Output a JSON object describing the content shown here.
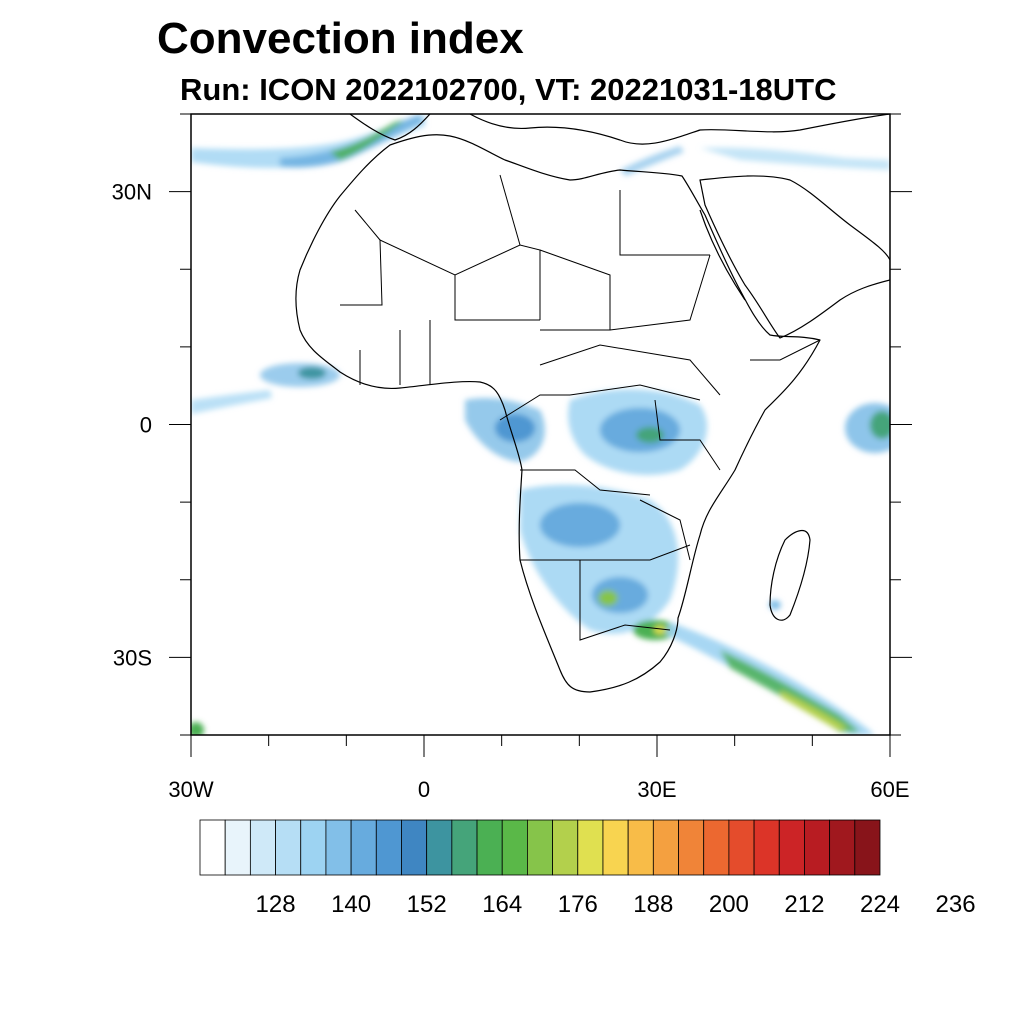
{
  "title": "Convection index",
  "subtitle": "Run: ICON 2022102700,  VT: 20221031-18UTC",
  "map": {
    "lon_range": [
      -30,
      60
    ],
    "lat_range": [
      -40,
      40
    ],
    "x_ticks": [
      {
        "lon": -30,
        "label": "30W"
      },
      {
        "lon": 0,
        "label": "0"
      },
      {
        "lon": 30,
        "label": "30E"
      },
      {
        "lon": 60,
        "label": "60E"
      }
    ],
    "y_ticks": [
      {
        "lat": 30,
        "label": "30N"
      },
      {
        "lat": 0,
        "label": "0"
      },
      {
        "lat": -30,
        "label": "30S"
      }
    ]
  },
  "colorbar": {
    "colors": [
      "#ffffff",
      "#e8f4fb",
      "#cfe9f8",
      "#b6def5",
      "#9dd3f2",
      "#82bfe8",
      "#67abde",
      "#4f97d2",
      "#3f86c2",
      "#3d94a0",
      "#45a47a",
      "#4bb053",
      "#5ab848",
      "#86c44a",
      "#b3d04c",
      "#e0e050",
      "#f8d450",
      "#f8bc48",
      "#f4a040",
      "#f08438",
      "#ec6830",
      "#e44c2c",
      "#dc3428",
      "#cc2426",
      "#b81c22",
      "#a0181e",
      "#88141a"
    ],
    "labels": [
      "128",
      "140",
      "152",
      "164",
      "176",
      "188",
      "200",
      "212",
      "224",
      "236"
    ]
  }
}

* * *

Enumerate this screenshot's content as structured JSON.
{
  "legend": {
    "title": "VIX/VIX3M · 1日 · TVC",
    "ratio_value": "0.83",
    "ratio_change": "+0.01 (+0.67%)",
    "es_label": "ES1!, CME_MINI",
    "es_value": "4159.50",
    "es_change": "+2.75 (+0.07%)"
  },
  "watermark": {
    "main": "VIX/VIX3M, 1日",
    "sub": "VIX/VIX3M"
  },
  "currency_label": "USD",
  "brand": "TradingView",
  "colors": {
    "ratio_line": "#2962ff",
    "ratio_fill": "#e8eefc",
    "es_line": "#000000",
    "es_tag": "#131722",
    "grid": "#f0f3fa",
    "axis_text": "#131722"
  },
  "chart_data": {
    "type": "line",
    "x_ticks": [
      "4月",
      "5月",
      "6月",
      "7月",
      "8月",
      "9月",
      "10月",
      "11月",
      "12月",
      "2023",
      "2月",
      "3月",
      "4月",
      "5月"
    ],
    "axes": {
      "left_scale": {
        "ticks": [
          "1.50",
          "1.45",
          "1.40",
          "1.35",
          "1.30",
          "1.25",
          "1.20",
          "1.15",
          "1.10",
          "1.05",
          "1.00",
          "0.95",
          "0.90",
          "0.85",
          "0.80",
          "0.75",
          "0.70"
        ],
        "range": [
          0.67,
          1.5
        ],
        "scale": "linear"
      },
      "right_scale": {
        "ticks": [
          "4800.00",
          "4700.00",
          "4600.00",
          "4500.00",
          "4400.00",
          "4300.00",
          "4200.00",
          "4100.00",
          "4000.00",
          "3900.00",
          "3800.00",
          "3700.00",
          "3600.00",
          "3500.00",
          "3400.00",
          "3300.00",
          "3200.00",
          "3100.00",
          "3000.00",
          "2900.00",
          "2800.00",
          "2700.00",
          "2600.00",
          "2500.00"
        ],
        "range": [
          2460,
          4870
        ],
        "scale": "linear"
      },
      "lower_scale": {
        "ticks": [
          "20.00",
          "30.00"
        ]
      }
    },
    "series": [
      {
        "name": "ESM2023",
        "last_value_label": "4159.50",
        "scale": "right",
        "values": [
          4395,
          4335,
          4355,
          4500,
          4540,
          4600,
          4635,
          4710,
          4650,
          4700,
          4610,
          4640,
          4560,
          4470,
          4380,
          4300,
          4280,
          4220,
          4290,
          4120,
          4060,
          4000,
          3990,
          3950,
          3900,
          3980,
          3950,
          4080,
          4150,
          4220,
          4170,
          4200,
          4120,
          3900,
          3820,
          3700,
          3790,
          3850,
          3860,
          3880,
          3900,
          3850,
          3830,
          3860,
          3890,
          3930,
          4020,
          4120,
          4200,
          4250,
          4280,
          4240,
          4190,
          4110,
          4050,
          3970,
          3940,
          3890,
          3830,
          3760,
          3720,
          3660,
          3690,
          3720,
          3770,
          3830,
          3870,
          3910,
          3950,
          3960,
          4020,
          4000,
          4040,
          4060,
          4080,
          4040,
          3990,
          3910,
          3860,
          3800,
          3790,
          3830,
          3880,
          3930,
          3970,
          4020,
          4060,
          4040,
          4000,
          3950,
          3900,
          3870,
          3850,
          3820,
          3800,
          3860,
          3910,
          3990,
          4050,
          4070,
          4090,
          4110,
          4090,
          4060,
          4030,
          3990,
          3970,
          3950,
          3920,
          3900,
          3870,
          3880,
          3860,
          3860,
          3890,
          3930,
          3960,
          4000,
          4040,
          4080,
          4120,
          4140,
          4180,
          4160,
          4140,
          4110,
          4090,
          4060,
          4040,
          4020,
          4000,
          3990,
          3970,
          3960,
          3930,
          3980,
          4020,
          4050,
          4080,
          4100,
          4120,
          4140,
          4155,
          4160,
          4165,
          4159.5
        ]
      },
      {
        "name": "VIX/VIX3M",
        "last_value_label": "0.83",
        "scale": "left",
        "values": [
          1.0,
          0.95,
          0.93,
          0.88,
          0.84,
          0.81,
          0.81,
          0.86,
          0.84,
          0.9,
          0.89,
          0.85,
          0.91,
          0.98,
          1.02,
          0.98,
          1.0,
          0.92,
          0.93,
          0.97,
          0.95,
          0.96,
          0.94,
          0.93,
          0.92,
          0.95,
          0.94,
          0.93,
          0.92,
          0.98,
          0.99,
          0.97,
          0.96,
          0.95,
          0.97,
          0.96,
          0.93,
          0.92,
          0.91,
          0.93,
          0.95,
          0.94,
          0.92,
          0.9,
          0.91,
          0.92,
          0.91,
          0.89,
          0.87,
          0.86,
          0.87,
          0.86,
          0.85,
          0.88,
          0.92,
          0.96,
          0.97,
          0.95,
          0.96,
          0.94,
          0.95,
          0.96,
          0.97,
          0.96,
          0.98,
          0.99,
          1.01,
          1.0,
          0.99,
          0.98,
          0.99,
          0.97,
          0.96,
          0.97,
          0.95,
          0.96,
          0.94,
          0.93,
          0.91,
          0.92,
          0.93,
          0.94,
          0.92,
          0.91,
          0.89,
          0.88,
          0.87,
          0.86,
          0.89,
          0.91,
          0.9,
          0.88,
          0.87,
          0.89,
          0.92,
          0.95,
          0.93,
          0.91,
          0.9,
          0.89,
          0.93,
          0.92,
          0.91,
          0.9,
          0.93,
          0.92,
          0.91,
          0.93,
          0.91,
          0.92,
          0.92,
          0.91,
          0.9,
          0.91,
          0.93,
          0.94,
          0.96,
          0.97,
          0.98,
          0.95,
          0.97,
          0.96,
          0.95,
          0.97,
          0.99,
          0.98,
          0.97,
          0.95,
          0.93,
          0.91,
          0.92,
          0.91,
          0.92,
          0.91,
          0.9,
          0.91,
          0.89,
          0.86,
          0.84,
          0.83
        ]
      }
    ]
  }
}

◆ Goal
In the records above, collect each line with "JSON".

◆ Output for this exercise
Output a JSON object describing the content shown here.
Enumerate this screenshot's content as structured JSON.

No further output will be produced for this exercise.